Task prompt => Quote verbatim the entries from the line with "I need the location" to the line with "staticText: Status — [20, 32, 33, 38]", both included, leaving out the pictures.

Dataset rows =>
--*--

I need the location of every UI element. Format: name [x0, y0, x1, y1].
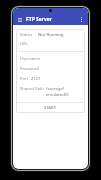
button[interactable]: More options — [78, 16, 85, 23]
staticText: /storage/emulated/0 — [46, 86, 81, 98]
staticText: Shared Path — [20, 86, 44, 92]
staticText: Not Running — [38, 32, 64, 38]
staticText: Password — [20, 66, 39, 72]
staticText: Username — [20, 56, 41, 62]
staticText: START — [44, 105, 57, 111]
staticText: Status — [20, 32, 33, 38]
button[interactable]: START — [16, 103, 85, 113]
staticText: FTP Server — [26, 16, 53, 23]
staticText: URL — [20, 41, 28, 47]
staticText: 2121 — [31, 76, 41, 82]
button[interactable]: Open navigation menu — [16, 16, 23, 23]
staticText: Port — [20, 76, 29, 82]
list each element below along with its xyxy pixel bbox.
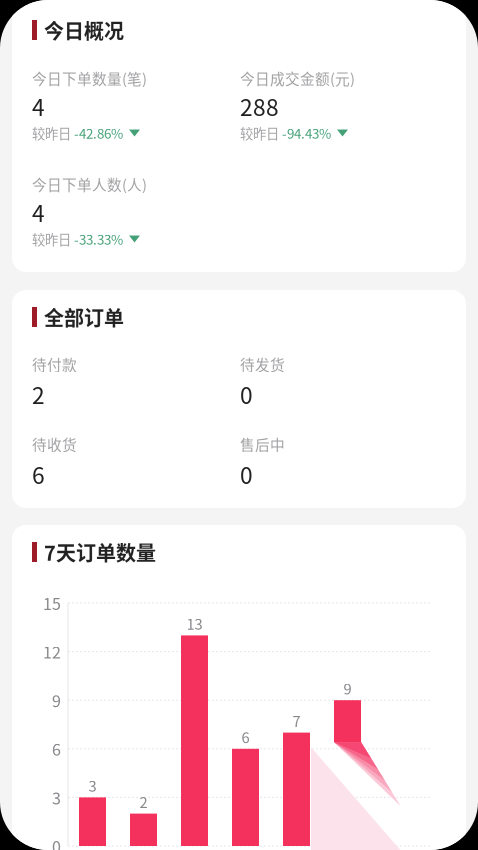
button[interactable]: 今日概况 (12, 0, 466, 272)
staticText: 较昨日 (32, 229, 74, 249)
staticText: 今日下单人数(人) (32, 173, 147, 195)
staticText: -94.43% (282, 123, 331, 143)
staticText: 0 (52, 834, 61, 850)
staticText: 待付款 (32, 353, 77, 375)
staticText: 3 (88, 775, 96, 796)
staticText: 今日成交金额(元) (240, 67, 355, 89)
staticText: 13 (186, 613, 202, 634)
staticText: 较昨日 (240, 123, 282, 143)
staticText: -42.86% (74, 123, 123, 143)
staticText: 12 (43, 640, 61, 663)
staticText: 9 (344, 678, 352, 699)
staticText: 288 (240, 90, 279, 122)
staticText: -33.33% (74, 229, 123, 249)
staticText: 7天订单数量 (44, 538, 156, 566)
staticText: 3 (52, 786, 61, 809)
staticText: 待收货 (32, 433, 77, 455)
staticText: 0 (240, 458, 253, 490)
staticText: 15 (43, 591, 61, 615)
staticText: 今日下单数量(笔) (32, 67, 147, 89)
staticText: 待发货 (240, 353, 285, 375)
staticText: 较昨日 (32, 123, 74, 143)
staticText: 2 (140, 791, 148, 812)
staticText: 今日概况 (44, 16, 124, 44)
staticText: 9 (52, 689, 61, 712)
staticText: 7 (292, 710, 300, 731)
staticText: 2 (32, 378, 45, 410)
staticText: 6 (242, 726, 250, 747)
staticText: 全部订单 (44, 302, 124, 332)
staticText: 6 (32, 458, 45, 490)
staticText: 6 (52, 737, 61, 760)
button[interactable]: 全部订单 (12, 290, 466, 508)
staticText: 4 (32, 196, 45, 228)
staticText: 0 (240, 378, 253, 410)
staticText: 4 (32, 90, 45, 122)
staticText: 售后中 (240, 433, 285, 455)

--*--

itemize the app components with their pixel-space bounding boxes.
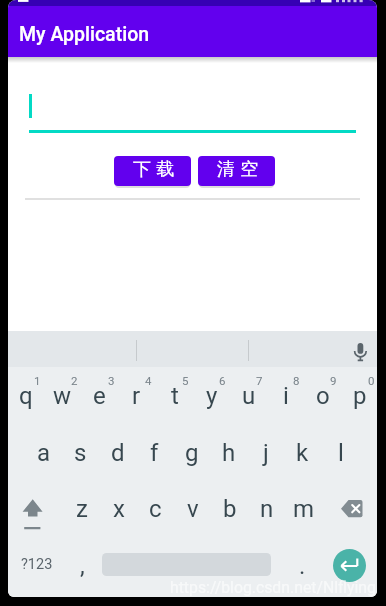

--*--

Solution to this task =>
I need the location of every UI element. Format: name [x0, y0, x1, y1].
button[interactable]: More options — [78, 16, 85, 23]
staticText: /storage/emulated/0 — [46, 86, 81, 98]
staticText: Shared Path — [20, 86, 44, 92]
staticText: Not Running — [38, 32, 64, 38]
staticText: Password — [20, 66, 39, 72]
staticText: Username — [20, 56, 41, 62]
staticText: START — [44, 105, 57, 111]
staticText: Status — [20, 32, 33, 38]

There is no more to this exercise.